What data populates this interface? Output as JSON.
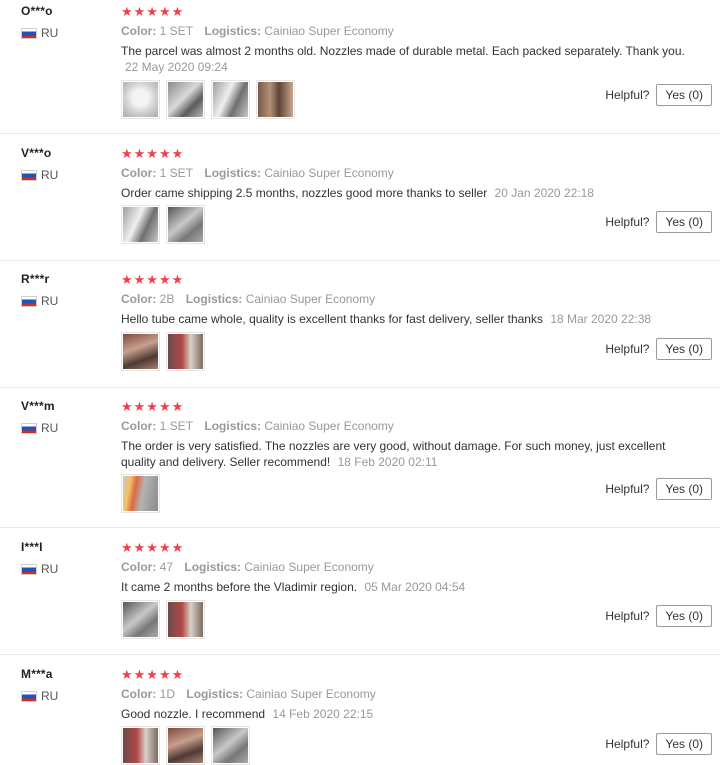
{
  "helpful_label": "Helpful?",
  "color_key": "Color:",
  "logistics_key": "Logistics:",
  "stars": "★★★★★",
  "reviews": [
    {
      "user": "O***o",
      "country": "RU",
      "color": "1 SET",
      "logistics": "Cainiao Super Economy",
      "text": "The parcel was almost 2 months old. Nozzles made of durable metal. Each packed separately. Thank you.",
      "date": "22 May 2020 09:24",
      "yes": "Yes (0)"
    },
    {
      "user": "V***o",
      "country": "RU",
      "color": "1 SET",
      "logistics": "Cainiao Super Economy",
      "text": "Order came shipping 2.5 months, nozzles good more thanks to seller",
      "date": "20 Jan 2020 22:18",
      "yes": "Yes (0)"
    },
    {
      "user": "R***r",
      "country": "RU",
      "color": "2B",
      "logistics": "Cainiao Super Economy",
      "text": "Hello tube came whole, quality is excellent thanks for fast delivery, seller thanks",
      "date": "18 Mar 2020 22:38",
      "yes": "Yes (0)"
    },
    {
      "user": "V***m",
      "country": "RU",
      "color": "1 SET",
      "logistics": "Cainiao Super Economy",
      "text": "The order is very satisfied. The nozzles are very good, without damage. For such money, just excellent quality and delivery. Seller recommend!",
      "date": "18 Feb 2020 02:11",
      "yes": "Yes (0)"
    },
    {
      "user": "I***I",
      "country": "RU",
      "color": "47",
      "logistics": "Cainiao Super Economy",
      "text": "It came 2 months before the Vladimir region.",
      "date": "05 Mar 2020 04:54",
      "yes": "Yes (0)"
    },
    {
      "user": "M***a",
      "country": "RU",
      "color": "1D",
      "logistics": "Cainiao Super Economy",
      "text": "Good nozzle. I recommend",
      "date": "14 Feb 2020 22:15",
      "yes": "Yes (0)"
    }
  ]
}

Exercise brief:
All of the records above must be copied exactly, except for the pictures.

Response to the exercise:
What data populates this interface? Output as JSON.
{
  "helpful_label": "Helpful?",
  "color_key": "Color:",
  "logistics_key": "Logistics:",
  "stars": "★★★★★",
  "reviews": [
    {
      "user": "O***o",
      "country": "RU",
      "color": "1 SET",
      "logistics": "Cainiao Super Economy",
      "text": "The parcel was almost 2 months old. Nozzles made of durable metal. Each packed separately. Thank you.",
      "date": "22 May 2020 09:24",
      "yes": "Yes (0)"
    },
    {
      "user": "V***o",
      "country": "RU",
      "color": "1 SET",
      "logistics": "Cainiao Super Economy",
      "text": "Order came shipping 2.5 months, nozzles good more thanks to seller",
      "date": "20 Jan 2020 22:18",
      "yes": "Yes (0)"
    },
    {
      "user": "R***r",
      "country": "RU",
      "color": "2B",
      "logistics": "Cainiao Super Economy",
      "text": "Hello tube came whole, quality is excellent thanks for fast delivery, seller thanks",
      "date": "18 Mar 2020 22:38",
      "yes": "Yes (0)"
    },
    {
      "user": "V***m",
      "country": "RU",
      "color": "1 SET",
      "logistics": "Cainiao Super Economy",
      "text": "The order is very satisfied. The nozzles are very good, without damage. For such money, just excellent quality and delivery. Seller recommend!",
      "date": "18 Feb 2020 02:11",
      "yes": "Yes (0)"
    },
    {
      "user": "I***I",
      "country": "RU",
      "color": "47",
      "logistics": "Cainiao Super Economy",
      "text": "It came 2 months before the Vladimir region.",
      "date": "05 Mar 2020 04:54",
      "yes": "Yes (0)"
    },
    {
      "user": "M***a",
      "country": "RU",
      "color": "1D",
      "logistics": "Cainiao Super Economy",
      "text": "Good nozzle. I recommend",
      "date": "14 Feb 2020 22:15",
      "yes": "Yes (0)"
    }
  ]
}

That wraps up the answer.